----- Source document -----
For everyone who has been eagerly waiting for the first laptops incorporating AMD’s monolithic Zen 4 mobile CPU, AMD sends word on a Friday afternoon that you’ll be waiting a little longer. Laptops based on AMD’s Ryzen Mobile 7040HS series CPUs have officially been delayed by a month, pushing their expected availability from March to April.

First detailed during AMD’s CES 2023 keynote, the Ryzen Mobile 7040HS series (codename Phoenix) is AMD’s first mobile-focused, monolithic die CPUs based on the Zen 4 architecture, and will be their flagship silicon for mobile devices for 2023. Besides incorporating AMD’s latest CPU architecture, Phoenix also adds into the mix an updated RDNA3 architecture iGPU, and for the first time in any AMD CPU, a dedicated AI processing block, which AMD has aptly named the Ryzen AI. All of which, in turn, is fabbed using TSMC’s 4nm process – making it the single most advanced piece of silicon out of AMD yet.
----- Data in this exercise -----
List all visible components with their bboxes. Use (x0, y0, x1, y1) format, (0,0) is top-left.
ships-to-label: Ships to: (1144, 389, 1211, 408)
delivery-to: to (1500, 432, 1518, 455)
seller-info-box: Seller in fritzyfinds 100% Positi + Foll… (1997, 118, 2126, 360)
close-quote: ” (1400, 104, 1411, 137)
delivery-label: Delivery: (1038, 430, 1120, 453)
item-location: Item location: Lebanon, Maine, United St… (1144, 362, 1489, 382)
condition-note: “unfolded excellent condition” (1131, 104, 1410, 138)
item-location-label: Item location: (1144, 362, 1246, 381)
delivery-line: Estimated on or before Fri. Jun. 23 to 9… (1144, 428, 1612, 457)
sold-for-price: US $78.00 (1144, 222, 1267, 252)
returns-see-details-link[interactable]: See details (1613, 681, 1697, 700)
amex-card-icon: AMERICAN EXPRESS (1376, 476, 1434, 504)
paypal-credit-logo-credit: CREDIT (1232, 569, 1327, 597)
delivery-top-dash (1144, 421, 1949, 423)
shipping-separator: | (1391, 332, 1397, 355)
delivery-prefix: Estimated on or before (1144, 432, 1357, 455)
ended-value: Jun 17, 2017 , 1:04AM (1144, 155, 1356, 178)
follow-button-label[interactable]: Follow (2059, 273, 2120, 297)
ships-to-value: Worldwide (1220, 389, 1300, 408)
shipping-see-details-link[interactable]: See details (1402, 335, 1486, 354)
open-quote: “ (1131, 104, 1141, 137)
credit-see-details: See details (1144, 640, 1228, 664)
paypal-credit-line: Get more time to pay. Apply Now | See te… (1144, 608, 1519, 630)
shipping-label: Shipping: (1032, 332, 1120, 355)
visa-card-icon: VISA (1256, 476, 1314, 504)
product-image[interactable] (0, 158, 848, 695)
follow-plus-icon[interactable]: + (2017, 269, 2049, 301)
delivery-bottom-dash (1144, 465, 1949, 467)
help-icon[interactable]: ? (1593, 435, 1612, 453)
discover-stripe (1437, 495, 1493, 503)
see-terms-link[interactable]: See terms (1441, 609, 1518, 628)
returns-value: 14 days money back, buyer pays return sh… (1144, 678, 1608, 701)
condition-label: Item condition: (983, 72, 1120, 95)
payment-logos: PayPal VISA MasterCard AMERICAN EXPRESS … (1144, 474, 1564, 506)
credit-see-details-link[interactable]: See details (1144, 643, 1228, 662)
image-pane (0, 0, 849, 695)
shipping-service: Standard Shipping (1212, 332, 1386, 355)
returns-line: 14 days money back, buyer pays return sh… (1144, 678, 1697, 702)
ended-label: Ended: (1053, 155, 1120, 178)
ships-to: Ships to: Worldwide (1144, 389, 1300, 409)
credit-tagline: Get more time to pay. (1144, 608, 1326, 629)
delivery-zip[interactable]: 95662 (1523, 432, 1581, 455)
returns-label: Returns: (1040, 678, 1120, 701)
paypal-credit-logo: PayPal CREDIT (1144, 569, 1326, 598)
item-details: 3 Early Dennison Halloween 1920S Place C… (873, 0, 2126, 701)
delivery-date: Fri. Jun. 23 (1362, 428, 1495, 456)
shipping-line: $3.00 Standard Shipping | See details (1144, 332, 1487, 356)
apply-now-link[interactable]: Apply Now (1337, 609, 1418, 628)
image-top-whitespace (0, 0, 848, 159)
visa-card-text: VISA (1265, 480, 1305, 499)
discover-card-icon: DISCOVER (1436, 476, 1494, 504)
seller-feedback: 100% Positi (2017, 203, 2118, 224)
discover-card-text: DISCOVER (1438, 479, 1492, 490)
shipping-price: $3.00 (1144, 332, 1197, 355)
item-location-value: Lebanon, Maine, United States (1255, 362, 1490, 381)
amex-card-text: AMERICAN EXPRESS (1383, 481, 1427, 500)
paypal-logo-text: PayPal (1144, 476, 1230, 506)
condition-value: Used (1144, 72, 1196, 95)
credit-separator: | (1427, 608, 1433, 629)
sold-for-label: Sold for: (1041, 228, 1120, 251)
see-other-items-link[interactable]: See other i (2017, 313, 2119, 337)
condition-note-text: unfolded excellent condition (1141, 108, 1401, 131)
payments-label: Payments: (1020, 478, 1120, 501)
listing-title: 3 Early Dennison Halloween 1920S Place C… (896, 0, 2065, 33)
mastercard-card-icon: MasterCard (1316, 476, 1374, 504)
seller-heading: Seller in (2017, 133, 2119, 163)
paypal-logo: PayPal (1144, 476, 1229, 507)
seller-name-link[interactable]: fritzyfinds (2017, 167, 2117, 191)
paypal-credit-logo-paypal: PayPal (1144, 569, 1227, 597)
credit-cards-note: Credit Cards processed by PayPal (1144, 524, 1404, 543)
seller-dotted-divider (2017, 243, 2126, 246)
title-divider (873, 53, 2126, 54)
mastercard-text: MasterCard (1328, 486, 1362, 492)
-----
_The tasks_.
a. Tally the lines of the entries that contain the word "credit" and give only that number.
b. Carry on the piece about the delayed AMD Ryzen 7040HS laptops from the point where it stops.

_Responses to the tasks_.
a. 9

b.
At the time of its announcement, laptops based on Phoenix were expected in March of this year (i.e. this month). However AMD has sent over a brief announcement on a sleepy Friday afternoon stating that devices based on the new chips have been pushed back a month, to April, citing “platform readiness.” AMD’s complete announcement is below:

To align with platform readiness and ensure the best possible user experience, we now expect our OEM partners to launch the first notebooks powered by Ryzen 7040HS Series processors in April.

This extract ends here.